*Texto proporcionado*:
Saludo del Párroco

Queridos hermanos: Paz y gozo en Cristo muerto y resucitado por nosotros.

La Semana Santa, para los cristianos, es nuestra semana más importante del año, pues en ella, no solo recordamos, sino celebramos el Misterio de Amor más destacado de Dios con toda la humanidad: LA PASIÓN, MUERTE Y RESURRECCIÓN del Hijo de Dios, Jesucristo, nuestro señor, por "puro amor" hacia nosotros.

"Hermanos: Si Dios está con nosotros ¿quién estará contra nosotros?. El que no perdonó a su propio Hijo, sino que lo entregó por todos nosotros, ¿como no nos dará todo con el? ¿Quien acusará a los elegidos de Dios? ¿Dios el que justifica? ¿Quien condenará? ¿Será acaso Cristo que murió, más aun resucitó y está a la derecha de Dios, y que intercede por nosotros? (Romanos 8, 31-b-34)"

Esta celebración del Misterio Pascual, Muerte y Resurrección de Cristo, es tan "clave" en nuestra vida cristiana que, en ella, se fundamentan todas las demás fiestas del año, todos los domingos ES EL EJE, EL CENTRO DE NUESTRA VIDA CRISTIANA.

Es tan importante lo que celebramos que tenemos la necesidad de plasmarlo en las calles de nuestro pueblo con la salida de las imágenes. Por ello, nuestras Procesiones de Semana Santa nos atraen, nos importan tanto. Lo que sentimos lo expresamos en nuestras Procesiones acompañamiento, silencio, recogimiento el Viernes de Dolores, Jueves y Viernes Santo, y alegría desbordante, por la Victoria de Cristo sobre la muerte, el Domingo de Resurrección con "el Encuentro entre el Hijo Resucitado y la Madre".

Esperando que vivamos la Semana Mayor del Año, la Semana Santa, todos unidos en el amor cristiano, os saluda y bendice vuestro párroco.

*Lo que se pide*: Según el saludo del párroco, ¿en qué días expresan las procesiones acompañamiento, silencio y recogimiento? Responde en una frase, por favor. Los registros no guardan relación con el saludo del párroco.

*Datos proporcionados*:
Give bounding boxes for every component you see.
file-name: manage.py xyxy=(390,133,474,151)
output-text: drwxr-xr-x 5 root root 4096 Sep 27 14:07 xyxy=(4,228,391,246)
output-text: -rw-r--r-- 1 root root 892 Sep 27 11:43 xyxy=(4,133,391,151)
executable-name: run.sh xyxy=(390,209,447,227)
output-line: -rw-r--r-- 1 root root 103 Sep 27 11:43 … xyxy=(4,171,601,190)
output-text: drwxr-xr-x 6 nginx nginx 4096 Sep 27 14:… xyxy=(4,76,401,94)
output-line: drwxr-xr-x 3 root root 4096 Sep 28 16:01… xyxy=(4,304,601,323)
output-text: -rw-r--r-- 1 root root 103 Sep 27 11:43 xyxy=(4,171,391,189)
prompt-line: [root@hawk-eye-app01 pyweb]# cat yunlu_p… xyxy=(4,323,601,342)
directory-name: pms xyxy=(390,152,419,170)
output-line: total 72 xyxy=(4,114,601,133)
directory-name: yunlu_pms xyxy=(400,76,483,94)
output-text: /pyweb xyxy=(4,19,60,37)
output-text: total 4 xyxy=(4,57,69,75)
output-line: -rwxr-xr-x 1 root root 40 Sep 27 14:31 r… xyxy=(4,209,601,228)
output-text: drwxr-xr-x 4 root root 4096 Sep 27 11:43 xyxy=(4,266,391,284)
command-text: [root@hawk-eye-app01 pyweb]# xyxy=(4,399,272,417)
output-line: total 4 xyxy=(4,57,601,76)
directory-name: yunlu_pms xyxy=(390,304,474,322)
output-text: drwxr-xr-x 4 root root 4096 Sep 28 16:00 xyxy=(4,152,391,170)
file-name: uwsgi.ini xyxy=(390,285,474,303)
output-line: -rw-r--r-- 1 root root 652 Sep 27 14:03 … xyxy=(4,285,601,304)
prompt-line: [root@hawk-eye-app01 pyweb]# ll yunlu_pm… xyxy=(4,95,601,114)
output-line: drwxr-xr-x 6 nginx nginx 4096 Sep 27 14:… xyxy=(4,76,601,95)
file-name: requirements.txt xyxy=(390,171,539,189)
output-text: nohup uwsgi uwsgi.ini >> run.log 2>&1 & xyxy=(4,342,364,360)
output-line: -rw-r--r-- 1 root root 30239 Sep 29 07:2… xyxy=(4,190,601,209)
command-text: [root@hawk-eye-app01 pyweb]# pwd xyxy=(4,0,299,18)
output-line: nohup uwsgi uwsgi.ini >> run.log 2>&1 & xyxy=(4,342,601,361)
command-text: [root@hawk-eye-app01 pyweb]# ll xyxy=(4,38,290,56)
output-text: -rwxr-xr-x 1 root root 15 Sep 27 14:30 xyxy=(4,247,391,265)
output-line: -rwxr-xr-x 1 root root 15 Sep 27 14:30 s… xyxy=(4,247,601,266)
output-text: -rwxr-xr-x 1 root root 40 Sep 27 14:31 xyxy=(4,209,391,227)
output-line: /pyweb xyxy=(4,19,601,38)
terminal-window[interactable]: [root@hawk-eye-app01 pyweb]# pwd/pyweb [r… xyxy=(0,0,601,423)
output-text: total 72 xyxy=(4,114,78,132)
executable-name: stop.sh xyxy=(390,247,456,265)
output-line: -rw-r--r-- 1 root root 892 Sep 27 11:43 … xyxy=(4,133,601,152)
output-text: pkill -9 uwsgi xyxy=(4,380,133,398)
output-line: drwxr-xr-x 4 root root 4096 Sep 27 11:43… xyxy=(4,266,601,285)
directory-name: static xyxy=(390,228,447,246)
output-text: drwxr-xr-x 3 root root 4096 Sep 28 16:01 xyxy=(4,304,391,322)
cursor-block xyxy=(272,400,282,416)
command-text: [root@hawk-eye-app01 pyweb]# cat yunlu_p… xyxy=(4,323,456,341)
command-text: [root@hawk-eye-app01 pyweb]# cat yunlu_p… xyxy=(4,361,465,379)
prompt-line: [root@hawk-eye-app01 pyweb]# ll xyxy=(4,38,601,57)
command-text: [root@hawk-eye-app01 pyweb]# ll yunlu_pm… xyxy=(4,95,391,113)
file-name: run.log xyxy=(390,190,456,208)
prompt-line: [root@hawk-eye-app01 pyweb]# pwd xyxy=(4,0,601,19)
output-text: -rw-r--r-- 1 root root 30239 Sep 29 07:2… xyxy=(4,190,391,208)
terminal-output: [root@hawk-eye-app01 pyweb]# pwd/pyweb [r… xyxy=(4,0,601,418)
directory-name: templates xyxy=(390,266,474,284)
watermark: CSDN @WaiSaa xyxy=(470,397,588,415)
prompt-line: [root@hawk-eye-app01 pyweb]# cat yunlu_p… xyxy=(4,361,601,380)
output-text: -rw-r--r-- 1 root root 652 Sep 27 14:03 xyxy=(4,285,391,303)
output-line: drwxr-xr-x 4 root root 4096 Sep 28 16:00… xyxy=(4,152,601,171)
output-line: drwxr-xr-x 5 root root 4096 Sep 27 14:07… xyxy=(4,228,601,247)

*Resultado*: El Viernes de Dolores, el Jueves Santo y el Viernes Santo.